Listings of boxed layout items
#####

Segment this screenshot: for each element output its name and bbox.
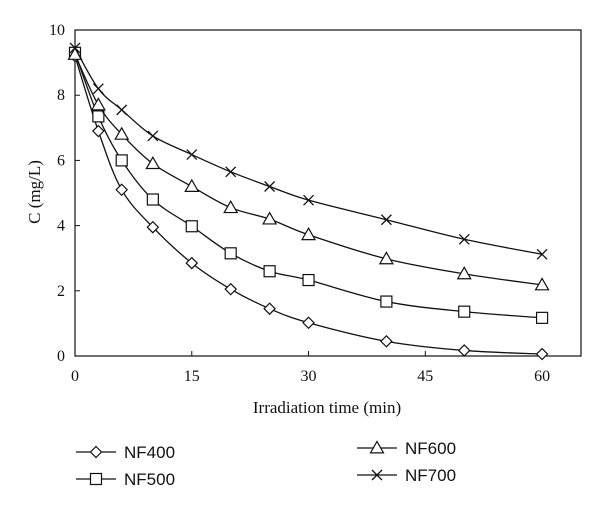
series-nf600 <box>67 46 550 291</box>
legend-label: NF400 <box>124 443 175 462</box>
x-tick-label: 30 <box>301 368 317 385</box>
x-tick-label: 45 <box>417 368 433 385</box>
data-point <box>224 247 237 260</box>
legend-marker <box>371 469 383 481</box>
x-axis-ticks: 0 15 30 45 60 <box>71 351 550 385</box>
data-point <box>536 248 548 260</box>
data-point <box>185 256 199 270</box>
legend-item: NF500 <box>76 470 175 489</box>
data-point <box>378 251 394 265</box>
data-point <box>184 178 200 192</box>
data-point <box>116 104 128 116</box>
legend-item: NF400 <box>76 443 175 462</box>
series-nf500 <box>68 46 549 324</box>
data-point <box>302 316 315 330</box>
y-axis-ticks: 0 2 4 6 8 10 <box>49 22 80 365</box>
y-tick-label: 8 <box>57 87 65 104</box>
data-point <box>535 311 549 324</box>
legend-marker <box>369 440 385 454</box>
data-point <box>115 154 128 167</box>
plot-frame <box>74 29 582 357</box>
legend: NF400 NF500 NF600 NF700 <box>76 439 456 489</box>
data-point <box>456 266 472 280</box>
data-point <box>458 233 470 245</box>
data-point <box>263 265 276 278</box>
data-point <box>380 334 393 348</box>
data-point <box>185 220 198 233</box>
data-point <box>223 199 239 214</box>
series-line <box>74 47 543 255</box>
data-point <box>264 181 276 192</box>
data-point <box>262 211 278 225</box>
y-axis-label: C (mg/L) <box>25 160 44 224</box>
data-point <box>145 155 161 170</box>
data-point <box>115 183 129 197</box>
data-point <box>303 194 314 206</box>
x-tick-label: 60 <box>534 368 550 385</box>
plot-area-border <box>74 29 582 357</box>
y-tick-label: 10 <box>49 22 65 39</box>
legend-marker <box>89 472 103 486</box>
data-point <box>186 149 198 160</box>
data-point <box>225 166 237 178</box>
series-layer <box>67 42 550 361</box>
y-tick-label: 6 <box>57 152 65 169</box>
data-point <box>263 302 276 316</box>
series-nf700 <box>69 42 548 260</box>
data-point <box>224 282 238 296</box>
legend-label: NF500 <box>124 470 175 489</box>
data-point <box>146 220 160 234</box>
legend-item: NF600 <box>357 439 456 458</box>
x-tick-label: 15 <box>184 368 200 385</box>
data-point <box>301 227 317 241</box>
legend-item: NF700 <box>357 466 456 485</box>
data-point <box>90 97 106 111</box>
data-point <box>114 126 130 140</box>
y-tick-label: 0 <box>57 348 65 365</box>
data-point <box>380 214 392 226</box>
data-point <box>534 277 550 291</box>
data-point <box>92 124 105 138</box>
x-axis-label: Irradiation time (min) <box>253 398 401 417</box>
series-line <box>74 54 543 286</box>
data-point <box>535 347 549 361</box>
y-tick-label: 2 <box>57 283 65 300</box>
y-tick-label: 4 <box>57 218 65 235</box>
data-point <box>380 295 393 308</box>
series-line <box>74 55 543 355</box>
legend-label: NF700 <box>405 466 456 485</box>
data-point <box>69 42 81 54</box>
data-point <box>458 305 471 318</box>
data-point <box>146 193 159 206</box>
data-point <box>302 273 315 287</box>
data-point <box>457 344 471 357</box>
data-point <box>147 130 159 142</box>
legend-marker <box>89 445 103 459</box>
data-point <box>92 83 104 95</box>
x-tick-label: 0 <box>71 368 79 385</box>
data-point <box>92 110 105 123</box>
legend-label: NF600 <box>405 439 456 458</box>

#####

THE TASK |
Please reproduce every line of the material above word for word, leaving out the picture.

TASK OUTPUT |
Segment this screenshot: for each element output its name and bbox.
series-nf600 <box>67 46 550 291</box>
legend-label: NF400 <box>124 443 175 462</box>
x-tick-label: 30 <box>301 368 317 385</box>
x-tick-label: 45 <box>417 368 433 385</box>
data-point <box>224 247 237 260</box>
legend-marker <box>371 469 383 481</box>
x-axis-ticks: 0 15 30 45 60 <box>71 351 550 385</box>
data-point <box>536 248 548 260</box>
data-point <box>185 256 199 270</box>
legend-item: NF500 <box>76 470 175 489</box>
data-point <box>378 251 394 265</box>
data-point <box>184 178 200 192</box>
data-point <box>116 104 128 116</box>
legend-item: NF400 <box>76 443 175 462</box>
series-nf500 <box>68 46 549 324</box>
data-point <box>302 316 315 330</box>
y-axis-ticks: 0 2 4 6 8 10 <box>49 22 80 365</box>
y-tick-label: 8 <box>57 87 65 104</box>
data-point <box>535 311 549 324</box>
legend-marker <box>369 440 385 454</box>
data-point <box>115 154 128 167</box>
plot-frame <box>74 29 582 357</box>
legend: NF400 NF500 NF600 NF700 <box>76 439 456 489</box>
data-point <box>456 266 472 280</box>
data-point <box>458 233 470 245</box>
data-point <box>263 265 276 278</box>
data-point <box>380 334 393 348</box>
data-point <box>185 220 198 233</box>
data-point <box>223 199 239 214</box>
series-line <box>74 47 543 255</box>
data-point <box>264 181 276 192</box>
data-point <box>262 211 278 225</box>
y-axis-label: C (mg/L) <box>25 160 44 224</box>
data-point <box>145 155 161 170</box>
data-point <box>115 183 129 197</box>
data-point <box>303 194 314 206</box>
x-tick-label: 60 <box>534 368 550 385</box>
plot-area-border <box>74 29 582 357</box>
y-tick-label: 10 <box>49 22 65 39</box>
legend-marker <box>89 472 103 486</box>
data-point <box>186 149 198 160</box>
data-point <box>225 166 237 178</box>
series-layer <box>67 42 550 361</box>
y-tick-label: 6 <box>57 152 65 169</box>
data-point <box>263 302 276 316</box>
series-nf700 <box>69 42 548 260</box>
data-point <box>224 282 238 296</box>
legend-label: NF500 <box>124 470 175 489</box>
data-point <box>146 220 160 234</box>
legend-item: NF600 <box>357 439 456 458</box>
x-tick-label: 15 <box>184 368 200 385</box>
data-point <box>301 227 317 241</box>
legend-item: NF700 <box>357 466 456 485</box>
data-point <box>90 97 106 111</box>
data-point <box>114 126 130 140</box>
y-tick-label: 0 <box>57 348 65 365</box>
data-point <box>380 214 392 226</box>
data-point <box>534 277 550 291</box>
data-point <box>92 124 105 138</box>
x-axis-label: Irradiation time (min) <box>253 398 401 417</box>
series-line <box>74 54 543 286</box>
data-point <box>535 347 549 361</box>
y-tick-label: 2 <box>57 283 65 300</box>
y-tick-label: 4 <box>57 218 65 235</box>
data-point <box>380 295 393 308</box>
series-line <box>74 55 543 355</box>
legend-label: NF700 <box>405 466 456 485</box>
data-point <box>69 42 81 54</box>
data-point <box>458 305 471 318</box>
data-point <box>146 193 159 206</box>
data-point <box>302 273 315 287</box>
data-point <box>457 344 471 357</box>
data-point <box>147 130 159 142</box>
legend-marker <box>89 445 103 459</box>
data-point <box>92 83 104 95</box>
x-tick-label: 0 <box>71 368 79 385</box>
data-point <box>92 110 105 123</box>
legend-label: NF600 <box>405 439 456 458</box>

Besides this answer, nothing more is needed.